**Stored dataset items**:
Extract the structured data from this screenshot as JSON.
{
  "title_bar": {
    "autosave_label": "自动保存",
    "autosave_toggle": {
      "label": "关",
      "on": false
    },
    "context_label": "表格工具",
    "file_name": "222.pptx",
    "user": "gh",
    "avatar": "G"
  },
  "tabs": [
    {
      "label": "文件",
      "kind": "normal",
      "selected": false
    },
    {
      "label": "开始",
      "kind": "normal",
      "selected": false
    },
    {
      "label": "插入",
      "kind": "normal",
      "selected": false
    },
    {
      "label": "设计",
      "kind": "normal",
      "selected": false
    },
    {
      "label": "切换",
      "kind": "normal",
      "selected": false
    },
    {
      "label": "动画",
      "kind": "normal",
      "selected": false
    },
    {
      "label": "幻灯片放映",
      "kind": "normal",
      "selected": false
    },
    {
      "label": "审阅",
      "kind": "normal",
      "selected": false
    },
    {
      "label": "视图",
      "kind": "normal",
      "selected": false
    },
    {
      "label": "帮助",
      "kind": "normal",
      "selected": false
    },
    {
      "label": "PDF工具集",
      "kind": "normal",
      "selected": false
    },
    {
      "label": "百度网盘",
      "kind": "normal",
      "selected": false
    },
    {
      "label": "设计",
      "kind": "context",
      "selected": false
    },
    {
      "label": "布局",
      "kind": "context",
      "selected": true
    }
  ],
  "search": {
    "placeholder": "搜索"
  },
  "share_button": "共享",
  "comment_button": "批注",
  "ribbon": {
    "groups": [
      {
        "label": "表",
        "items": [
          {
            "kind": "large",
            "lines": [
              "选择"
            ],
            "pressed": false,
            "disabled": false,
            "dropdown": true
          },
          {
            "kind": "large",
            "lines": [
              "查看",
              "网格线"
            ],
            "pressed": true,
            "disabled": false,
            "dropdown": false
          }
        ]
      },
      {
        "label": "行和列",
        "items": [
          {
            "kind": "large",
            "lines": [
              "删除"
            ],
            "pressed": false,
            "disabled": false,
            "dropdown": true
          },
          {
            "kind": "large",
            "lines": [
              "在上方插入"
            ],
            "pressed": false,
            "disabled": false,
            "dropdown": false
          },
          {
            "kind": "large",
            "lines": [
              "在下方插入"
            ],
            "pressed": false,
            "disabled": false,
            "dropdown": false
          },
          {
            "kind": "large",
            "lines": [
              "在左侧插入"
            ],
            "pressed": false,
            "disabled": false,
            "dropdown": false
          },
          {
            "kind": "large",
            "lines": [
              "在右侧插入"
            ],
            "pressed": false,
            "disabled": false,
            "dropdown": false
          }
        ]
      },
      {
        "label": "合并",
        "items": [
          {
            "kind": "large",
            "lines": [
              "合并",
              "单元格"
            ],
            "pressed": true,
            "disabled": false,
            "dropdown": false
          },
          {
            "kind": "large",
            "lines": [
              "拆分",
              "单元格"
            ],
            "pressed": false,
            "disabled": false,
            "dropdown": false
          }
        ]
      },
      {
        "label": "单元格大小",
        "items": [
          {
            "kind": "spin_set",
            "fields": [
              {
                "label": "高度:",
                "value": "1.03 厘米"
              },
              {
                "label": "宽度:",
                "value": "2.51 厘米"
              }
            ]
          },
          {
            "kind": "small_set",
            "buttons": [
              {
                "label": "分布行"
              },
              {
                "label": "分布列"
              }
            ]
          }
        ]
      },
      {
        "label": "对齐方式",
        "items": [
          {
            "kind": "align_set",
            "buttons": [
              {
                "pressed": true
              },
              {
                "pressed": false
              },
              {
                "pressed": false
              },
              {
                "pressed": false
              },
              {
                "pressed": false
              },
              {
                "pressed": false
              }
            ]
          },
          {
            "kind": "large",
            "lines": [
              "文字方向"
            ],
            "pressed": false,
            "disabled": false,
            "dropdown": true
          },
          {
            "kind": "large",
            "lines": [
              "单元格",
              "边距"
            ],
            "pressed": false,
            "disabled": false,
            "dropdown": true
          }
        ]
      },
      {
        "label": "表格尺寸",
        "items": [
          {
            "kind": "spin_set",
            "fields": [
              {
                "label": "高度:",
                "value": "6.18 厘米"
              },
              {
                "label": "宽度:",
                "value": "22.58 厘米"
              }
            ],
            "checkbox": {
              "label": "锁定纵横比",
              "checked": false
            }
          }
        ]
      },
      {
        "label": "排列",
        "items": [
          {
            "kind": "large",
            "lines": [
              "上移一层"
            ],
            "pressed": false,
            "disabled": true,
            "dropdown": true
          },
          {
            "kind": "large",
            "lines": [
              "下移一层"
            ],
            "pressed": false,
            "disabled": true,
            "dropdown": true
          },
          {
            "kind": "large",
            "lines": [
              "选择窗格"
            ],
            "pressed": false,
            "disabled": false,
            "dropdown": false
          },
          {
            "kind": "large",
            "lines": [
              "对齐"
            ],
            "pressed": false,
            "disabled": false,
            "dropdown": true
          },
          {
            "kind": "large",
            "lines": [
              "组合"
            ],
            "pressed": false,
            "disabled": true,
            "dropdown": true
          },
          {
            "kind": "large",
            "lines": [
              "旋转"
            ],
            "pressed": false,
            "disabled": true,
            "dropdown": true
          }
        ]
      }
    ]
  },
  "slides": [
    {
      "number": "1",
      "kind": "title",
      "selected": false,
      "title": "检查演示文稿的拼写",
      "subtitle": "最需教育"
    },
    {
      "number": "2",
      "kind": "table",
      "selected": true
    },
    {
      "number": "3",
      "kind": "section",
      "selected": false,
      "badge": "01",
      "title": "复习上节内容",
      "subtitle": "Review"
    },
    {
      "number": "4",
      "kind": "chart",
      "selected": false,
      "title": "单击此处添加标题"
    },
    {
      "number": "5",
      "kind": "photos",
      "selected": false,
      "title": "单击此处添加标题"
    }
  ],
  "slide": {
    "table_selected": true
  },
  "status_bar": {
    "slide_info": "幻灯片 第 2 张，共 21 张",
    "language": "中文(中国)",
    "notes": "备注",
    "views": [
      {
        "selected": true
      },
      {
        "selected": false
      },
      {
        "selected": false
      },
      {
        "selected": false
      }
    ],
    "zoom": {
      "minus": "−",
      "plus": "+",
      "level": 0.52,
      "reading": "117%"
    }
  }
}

**Given exercise**:
Repeat every line of the data, exactly and in full.

**Result**:
Extract the structured data from this screenshot as JSON.
{
  "title_bar": {
    "autosave_label": "自动保存",
    "autosave_toggle": {
      "label": "关",
      "on": false
    },
    "context_label": "表格工具",
    "file_name": "222.pptx",
    "user": "gh",
    "avatar": "G"
  },
  "tabs": [
    {
      "label": "文件",
      "kind": "normal",
      "selected": false
    },
    {
      "label": "开始",
      "kind": "normal",
      "selected": false
    },
    {
      "label": "插入",
      "kind": "normal",
      "selected": false
    },
    {
      "label": "设计",
      "kind": "normal",
      "selected": false
    },
    {
      "label": "切换",
      "kind": "normal",
      "selected": false
    },
    {
      "label": "动画",
      "kind": "normal",
      "selected": false
    },
    {
      "label": "幻灯片放映",
      "kind": "normal",
      "selected": false
    },
    {
      "label": "审阅",
      "kind": "normal",
      "selected": false
    },
    {
      "label": "视图",
      "kind": "normal",
      "selected": false
    },
    {
      "label": "帮助",
      "kind": "normal",
      "selected": false
    },
    {
      "label": "PDF工具集",
      "kind": "normal",
      "selected": false
    },
    {
      "label": "百度网盘",
      "kind": "normal",
      "selected": false
    },
    {
      "label": "设计",
      "kind": "context",
      "selected": false
    },
    {
      "label": "布局",
      "kind": "context",
      "selected": true
    }
  ],
  "search": {
    "placeholder": "搜索"
  },
  "share_button": "共享",
  "comment_button": "批注",
  "ribbon": {
    "groups": [
      {
        "label": "表",
        "items": [
          {
            "kind": "large",
            "lines": [
              "选择"
            ],
            "pressed": false,
            "disabled": false,
            "dropdown": true
          },
          {
            "kind": "large",
            "lines": [
              "查看",
              "网格线"
            ],
            "pressed": true,
            "disabled": false,
            "dropdown": false
          }
        ]
      },
      {
        "label": "行和列",
        "items": [
          {
            "kind": "large",
            "lines": [
              "删除"
            ],
            "pressed": false,
            "disabled": false,
            "dropdown": true
          },
          {
            "kind": "large",
            "lines": [
              "在上方插入"
            ],
            "pressed": false,
            "disabled": false,
            "dropdown": false
          },
          {
            "kind": "large",
            "lines": [
              "在下方插入"
            ],
            "pressed": false,
            "disabled": false,
            "dropdown": false
          },
          {
            "kind": "large",
            "lines": [
              "在左侧插入"
            ],
            "pressed": false,
            "disabled": false,
            "dropdown": false
          },
          {
            "kind": "large",
            "lines": [
              "在右侧插入"
            ],
            "pressed": false,
            "disabled": false,
            "dropdown": false
          }
        ]
      },
      {
        "label": "合并",
        "items": [
          {
            "kind": "large",
            "lines": [
              "合并",
              "单元格"
            ],
            "pressed": true,
            "disabled": false,
            "dropdown": false
          },
          {
            "kind": "large",
            "lines": [
              "拆分",
              "单元格"
            ],
            "pressed": false,
            "disabled": false,
            "dropdown": false
          }
        ]
      },
      {
        "label": "单元格大小",
        "items": [
          {
            "kind": "spin_set",
            "fields": [
              {
                "label": "高度:",
                "value": "1.03 厘米"
              },
              {
                "label": "宽度:",
                "value": "2.51 厘米"
              }
            ]
          },
          {
            "kind": "small_set",
            "buttons": [
              {
                "label": "分布行"
              },
              {
                "label": "分布列"
              }
            ]
          }
        ]
      },
      {
        "label": "对齐方式",
        "items": [
          {
            "kind": "align_set",
            "buttons": [
              {
                "pressed": true
              },
              {
                "pressed": false
              },
              {
                "pressed": false
              },
              {
                "pressed": false
              },
              {
                "pressed": false
              },
              {
                "pressed": false
              }
            ]
          },
          {
            "kind": "large",
            "lines": [
              "文字方向"
            ],
            "pressed": false,
            "disabled": false,
            "dropdown": true
          },
          {
            "kind": "large",
            "lines": [
              "单元格",
              "边距"
            ],
            "pressed": false,
            "disabled": false,
            "dropdown": true
          }
        ]
      },
      {
        "label": "表格尺寸",
        "items": [
          {
            "kind": "spin_set",
            "fields": [
              {
                "label": "高度:",
                "value": "6.18 厘米"
              },
              {
                "label": "宽度:",
                "value": "22.58 厘米"
              }
            ],
            "checkbox": {
              "label": "锁定纵横比",
              "checked": false
            }
          }
        ]
      },
      {
        "label": "排列",
        "items": [
          {
            "kind": "large",
            "lines": [
              "上移一层"
            ],
            "pressed": false,
            "disabled": true,
            "dropdown": true
          },
          {
            "kind": "large",
            "lines": [
              "下移一层"
            ],
            "pressed": false,
            "disabled": true,
            "dropdown": true
          },
          {
            "kind": "large",
            "lines": [
              "选择窗格"
            ],
            "pressed": false,
            "disabled": false,
            "dropdown": false
          },
          {
            "kind": "large",
            "lines": [
              "对齐"
            ],
            "pressed": false,
            "disabled": false,
            "dropdown": true
          },
          {
            "kind": "large",
            "lines": [
              "组合"
            ],
            "pressed": false,
            "disabled": true,
            "dropdown": true
          },
          {
            "kind": "large",
            "lines": [
              "旋转"
            ],
            "pressed": false,
            "disabled": true,
            "dropdown": true
          }
        ]
      }
    ]
  },
  "slides": [
    {
      "number": "1",
      "kind": "title",
      "selected": false,
      "title": "检查演示文稿的拼写",
      "subtitle": "最需教育"
    },
    {
      "number": "2",
      "kind": "table",
      "selected": true
    },
    {
      "number": "3",
      "kind": "section",
      "selected": false,
      "badge": "01",
      "title": "复习上节内容",
      "subtitle": "Review"
    },
    {
      "number": "4",
      "kind": "chart",
      "selected": false,
      "title": "单击此处添加标题"
    },
    {
      "number": "5",
      "kind": "photos",
      "selected": false,
      "title": "单击此处添加标题"
    }
  ],
  "slide": {
    "table_selected": true
  },
  "status_bar": {
    "slide_info": "幻灯片 第 2 张，共 21 张",
    "language": "中文(中国)",
    "notes": "备注",
    "views": [
      {
        "selected": true
      },
      {
        "selected": false
      },
      {
        "selected": false
      },
      {
        "selected": false
      }
    ],
    "zoom": {
      "minus": "−",
      "plus": "+",
      "level": 0.52,
      "reading": "117%"
    }
  }
}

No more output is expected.